Dataset entries
━━━━━━━━

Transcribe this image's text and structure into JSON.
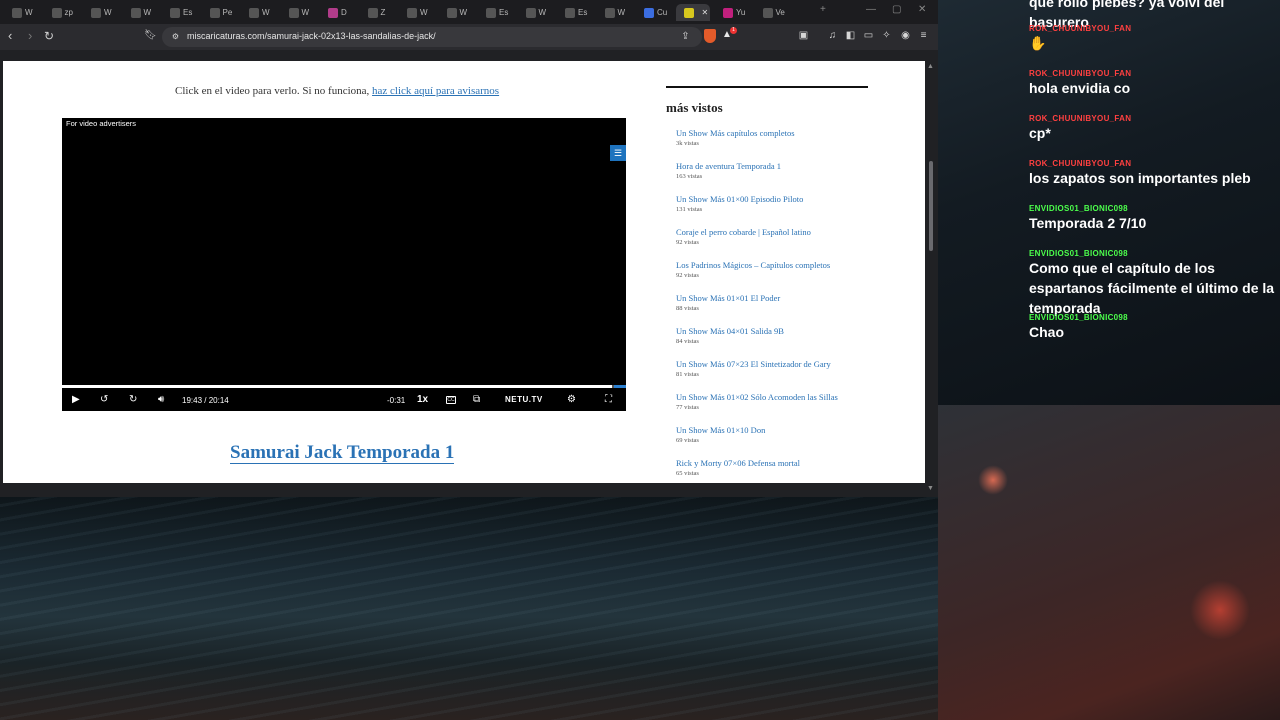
{
  "browser": {
    "url": "miscaricaturas.com/samurai-jack-02x13-las-sandalias-de-jack/",
    "tabs": [
      {
        "label": "W",
        "color": "#555"
      },
      {
        "label": "zp",
        "color": "#555"
      },
      {
        "label": "W",
        "color": "#555"
      },
      {
        "label": "W",
        "color": "#555"
      },
      {
        "label": "Es",
        "color": "#555"
      },
      {
        "label": "Pe",
        "color": "#555"
      },
      {
        "label": "W",
        "color": "#555"
      },
      {
        "label": "W",
        "color": "#555"
      },
      {
        "label": "D",
        "color": "#b13c8a"
      },
      {
        "label": "Z",
        "color": "#555"
      },
      {
        "label": "W",
        "color": "#555"
      },
      {
        "label": "W",
        "color": "#555"
      },
      {
        "label": "Es",
        "color": "#555"
      },
      {
        "label": "W",
        "color": "#555"
      },
      {
        "label": "Es",
        "color": "#555"
      },
      {
        "label": "W",
        "color": "#555"
      },
      {
        "label": "Cu",
        "color": "#3b6de0"
      },
      {
        "label": "",
        "color": "#d8c81e"
      },
      {
        "label": "Yu",
        "color": "#c1207d"
      },
      {
        "label": "Ve",
        "color": "#555"
      }
    ]
  },
  "page": {
    "intro_text": "Click en el video para verlo. Si no funciona, ",
    "intro_link": "haz click aquí para avisarnos",
    "video": {
      "advertiser_label": "For video advertisers",
      "time_current": "19:43",
      "time_total": "20:14",
      "time_remaining": "-0:31",
      "speed": "1x",
      "cc": "CC",
      "brand": "NETU.TV",
      "progress": 0.975
    },
    "season_link": "Samurai Jack Temporada 1"
  },
  "sidebar": {
    "title": "más vistos",
    "items": [
      {
        "title": "Un Show Más capítulos completos",
        "views": "3k vistas"
      },
      {
        "title": "Hora de aventura Temporada 1",
        "views": "163 vistas"
      },
      {
        "title": "Un Show Más 01×00 Episodio Piloto",
        "views": "131 vistas"
      },
      {
        "title": "Coraje el perro cobarde | Español latino",
        "views": "92 vistas"
      },
      {
        "title": "Los Padrinos Mágicos – Capítulos completos",
        "views": "92 vistas"
      },
      {
        "title": "Un Show Más 01×01 El Poder",
        "views": "88 vistas"
      },
      {
        "title": "Un Show Más 04×01 Salida 9B",
        "views": "84 vistas"
      },
      {
        "title": "Un Show Más 07×23 El Sintetizador de Gary",
        "views": "81 vistas"
      },
      {
        "title": "Un Show Más 01×02 Sólo Acomoden las Sillas",
        "views": "77 vistas"
      },
      {
        "title": "Un Show Más 01×10 Don",
        "views": "69 vistas"
      },
      {
        "title": "Rick y Morty 07×06 Defensa mortal",
        "views": "65 vistas"
      }
    ]
  },
  "chat": {
    "messages": [
      {
        "user": "",
        "text": "que rollo plebes? ya volvi del basurero",
        "color": "#ff4040"
      },
      {
        "user": "ROK_CHUUNIBYOU_FAN",
        "text": "✋",
        "color": "#ff4040"
      },
      {
        "user": "ROK_CHUUNIBYOU_FAN",
        "text": "hola envidia co",
        "color": "#ff4040"
      },
      {
        "user": "ROK_CHUUNIBYOU_FAN",
        "text": "cp*",
        "color": "#ff4040"
      },
      {
        "user": "ROK_CHUUNIBYOU_FAN",
        "text": "los zapatos son importantes pleb",
        "color": "#ff4040"
      },
      {
        "user": "ENVIDIOS01_BIONIC098",
        "text": "Temporada 2 7/10",
        "color": "#4cff4c"
      },
      {
        "user": "ENVIDIOS01_BIONIC098",
        "text": "Como que el capítulo de los espartanos fácilmente el último de la temporada",
        "color": "#4cff4c"
      },
      {
        "user": "ENVIDIOS01_BIONIC098",
        "text": "Chao",
        "color": "#4cff4c"
      }
    ]
  }
}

━━━━━━━━

TASK REQUIREMENTS — All the records need to be repeated exactly, with the images dropped.

TASK ANSWER —
Transcribe this image's text and structure into JSON.
{
  "browser": {
    "url": "miscaricaturas.com/samurai-jack-02x13-las-sandalias-de-jack/",
    "tabs": [
      {
        "label": "W",
        "color": "#555"
      },
      {
        "label": "zp",
        "color": "#555"
      },
      {
        "label": "W",
        "color": "#555"
      },
      {
        "label": "W",
        "color": "#555"
      },
      {
        "label": "Es",
        "color": "#555"
      },
      {
        "label": "Pe",
        "color": "#555"
      },
      {
        "label": "W",
        "color": "#555"
      },
      {
        "label": "W",
        "color": "#555"
      },
      {
        "label": "D",
        "color": "#b13c8a"
      },
      {
        "label": "Z",
        "color": "#555"
      },
      {
        "label": "W",
        "color": "#555"
      },
      {
        "label": "W",
        "color": "#555"
      },
      {
        "label": "Es",
        "color": "#555"
      },
      {
        "label": "W",
        "color": "#555"
      },
      {
        "label": "Es",
        "color": "#555"
      },
      {
        "label": "W",
        "color": "#555"
      },
      {
        "label": "Cu",
        "color": "#3b6de0"
      },
      {
        "label": "",
        "color": "#d8c81e"
      },
      {
        "label": "Yu",
        "color": "#c1207d"
      },
      {
        "label": "Ve",
        "color": "#555"
      }
    ]
  },
  "page": {
    "intro_text": "Click en el video para verlo. Si no funciona, ",
    "intro_link": "haz click aquí para avisarnos",
    "video": {
      "advertiser_label": "For video advertisers",
      "time_current": "19:43",
      "time_total": "20:14",
      "time_remaining": "-0:31",
      "speed": "1x",
      "cc": "CC",
      "brand": "NETU.TV",
      "progress": 0.975
    },
    "season_link": "Samurai Jack Temporada 1"
  },
  "sidebar": {
    "title": "más vistos",
    "items": [
      {
        "title": "Un Show Más capítulos completos",
        "views": "3k vistas"
      },
      {
        "title": "Hora de aventura Temporada 1",
        "views": "163 vistas"
      },
      {
        "title": "Un Show Más 01×00 Episodio Piloto",
        "views": "131 vistas"
      },
      {
        "title": "Coraje el perro cobarde | Español latino",
        "views": "92 vistas"
      },
      {
        "title": "Los Padrinos Mágicos – Capítulos completos",
        "views": "92 vistas"
      },
      {
        "title": "Un Show Más 01×01 El Poder",
        "views": "88 vistas"
      },
      {
        "title": "Un Show Más 04×01 Salida 9B",
        "views": "84 vistas"
      },
      {
        "title": "Un Show Más 07×23 El Sintetizador de Gary",
        "views": "81 vistas"
      },
      {
        "title": "Un Show Más 01×02 Sólo Acomoden las Sillas",
        "views": "77 vistas"
      },
      {
        "title": "Un Show Más 01×10 Don",
        "views": "69 vistas"
      },
      {
        "title": "Rick y Morty 07×06 Defensa mortal",
        "views": "65 vistas"
      }
    ]
  },
  "chat": {
    "messages": [
      {
        "user": "",
        "text": "que rollo plebes? ya volvi del basurero",
        "color": "#ff4040"
      },
      {
        "user": "ROK_CHUUNIBYOU_FAN",
        "text": "✋",
        "color": "#ff4040"
      },
      {
        "user": "ROK_CHUUNIBYOU_FAN",
        "text": "hola envidia co",
        "color": "#ff4040"
      },
      {
        "user": "ROK_CHUUNIBYOU_FAN",
        "text": "cp*",
        "color": "#ff4040"
      },
      {
        "user": "ROK_CHUUNIBYOU_FAN",
        "text": "los zapatos son importantes pleb",
        "color": "#ff4040"
      },
      {
        "user": "ENVIDIOS01_BIONIC098",
        "text": "Temporada 2 7/10",
        "color": "#4cff4c"
      },
      {
        "user": "ENVIDIOS01_BIONIC098",
        "text": "Como que el capítulo de los espartanos fácilmente el último de la temporada",
        "color": "#4cff4c"
      },
      {
        "user": "ENVIDIOS01_BIONIC098",
        "text": "Chao",
        "color": "#4cff4c"
      }
    ]
  }
}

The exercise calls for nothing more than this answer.